#### Goal
Quote all entries exactly, leaving pictures aside.

Extracted data entries:
↓

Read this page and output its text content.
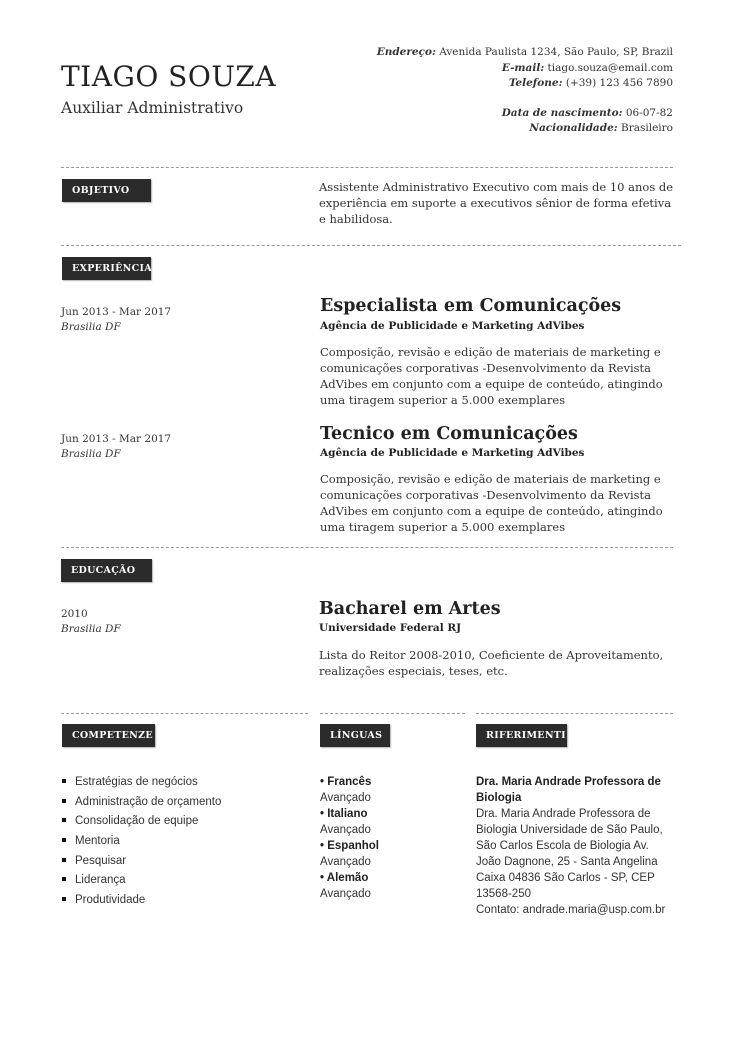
TIAGO SOUZA
Auxiliar Administrativo
Endereço: Avenida Paulista 1234, São Paulo, SP, Brazil
E-mail: tiago.souza@email.com
Telefone: (+39) 123 456 7890
Data de nascimento: 06-07-82
Nacionalidade: Brasileiro
OBJETIVO	Assistente Administrativo Executivo com mais de 10 anos de experiência em suporte a executivos sênior de forma efetiva e habilidosa.
EXPERIÊNCIA
Jun 2013 - Mar 2017
Brasilia DF
Especialista em Comunicações
Agência de Publicidade e Marketing AdVibes
Composição, revisão e edição de materiais de marketing e comunicações corporativas -Desenvolvimento da Revista AdVibes em conjunto com a equipe de conteúdo, atingindo uma tiragem superior a 5.000 exemplares
Jun 2013 - Mar 2017
Brasilia DF
Tecnico em Comunicações
Agência de Publicidade e Marketing AdVibes
Composição, revisão e edição de materiais de marketing e comunicações corporativas -Desenvolvimento da Revista AdVibes em conjunto com a equipe de conteúdo, atingindo uma tiragem superior a 5.000 exemplares
EDUCAÇÃO
2010
Brasilia DF
Bacharel em Artes
Universidade Federal RJ
Lista do Reitor 2008-2010, Coeficiente de Aproveitamento, realizações especiais, teses, etc.
COMPETENZE	LÍNGUAS	RIFERIMENTI
Estratégias de negócios
Administração de orçamento
Consolidação de equipe
Mentoria
Pesquisar
Liderança
Produtividade
• Francês
Avançado
• Italiano
Avançado
• Espanhol
Avançado
• Alemão
Avançado
Dra. Maria Andrade Professora de Biologia
Dra. Maria Andrade Professora de Biologia Universidade de São Paulo, São Carlos Escola de Biologia Av. João Dagnone, 25 - Santa Angelina Caixa 04836 São Carlos - SP, CEP 13568-250
Contato: andrade.maria@usp.com.br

↑

#### Output below
Read this page and output its text content.
TIAGO SOUZA
Auxiliar Administrativo
Endereço: Avenida Paulista 1234, São Paulo, SP, Brazil
E-mail: tiago.souza@email.com
Telefone: (+39) 123 456 7890
Data de nascimento: 06-07-82
Nacionalidade: Brasileiro
OBJETIVO	Assistente Administrativo Executivo com mais de 10 anos de experiência em suporte a executivos sênior de forma efetiva e habilidosa.
EXPERIÊNCIA
Jun 2013 - Mar 2017
Brasilia DF
Especialista em Comunicações
Agência de Publicidade e Marketing AdVibes
Composição, revisão e edição de materiais de marketing e comunicações corporativas -Desenvolvimento da Revista AdVibes em conjunto com a equipe de conteúdo, atingindo uma tiragem superior a 5.000 exemplares
Jun 2013 - Mar 2017
Brasilia DF
Tecnico em Comunicações
Agência de Publicidade e Marketing AdVibes
Composição, revisão e edição de materiais de marketing e comunicações corporativas -Desenvolvimento da Revista AdVibes em conjunto com a equipe de conteúdo, atingindo uma tiragem superior a 5.000 exemplares
EDUCAÇÃO
2010
Brasilia DF
Bacharel em Artes
Universidade Federal RJ
Lista do Reitor 2008-2010, Coeficiente de Aproveitamento, realizações especiais, teses, etc.
COMPETENZE	LÍNGUAS	RIFERIMENTI
Estratégias de negócios
Administração de orçamento
Consolidação de equipe
Mentoria
Pesquisar
Liderança
Produtividade
• Francês
Avançado
• Italiano
Avançado
• Espanhol
Avançado
• Alemão
Avançado
Dra. Maria Andrade Professora de Biologia
Dra. Maria Andrade Professora de Biologia Universidade de São Paulo, São Carlos Escola de Biologia Av. João Dagnone, 25 - Santa Angelina Caixa 04836 São Carlos - SP, CEP 13568-250
Contato: andrade.maria@usp.com.br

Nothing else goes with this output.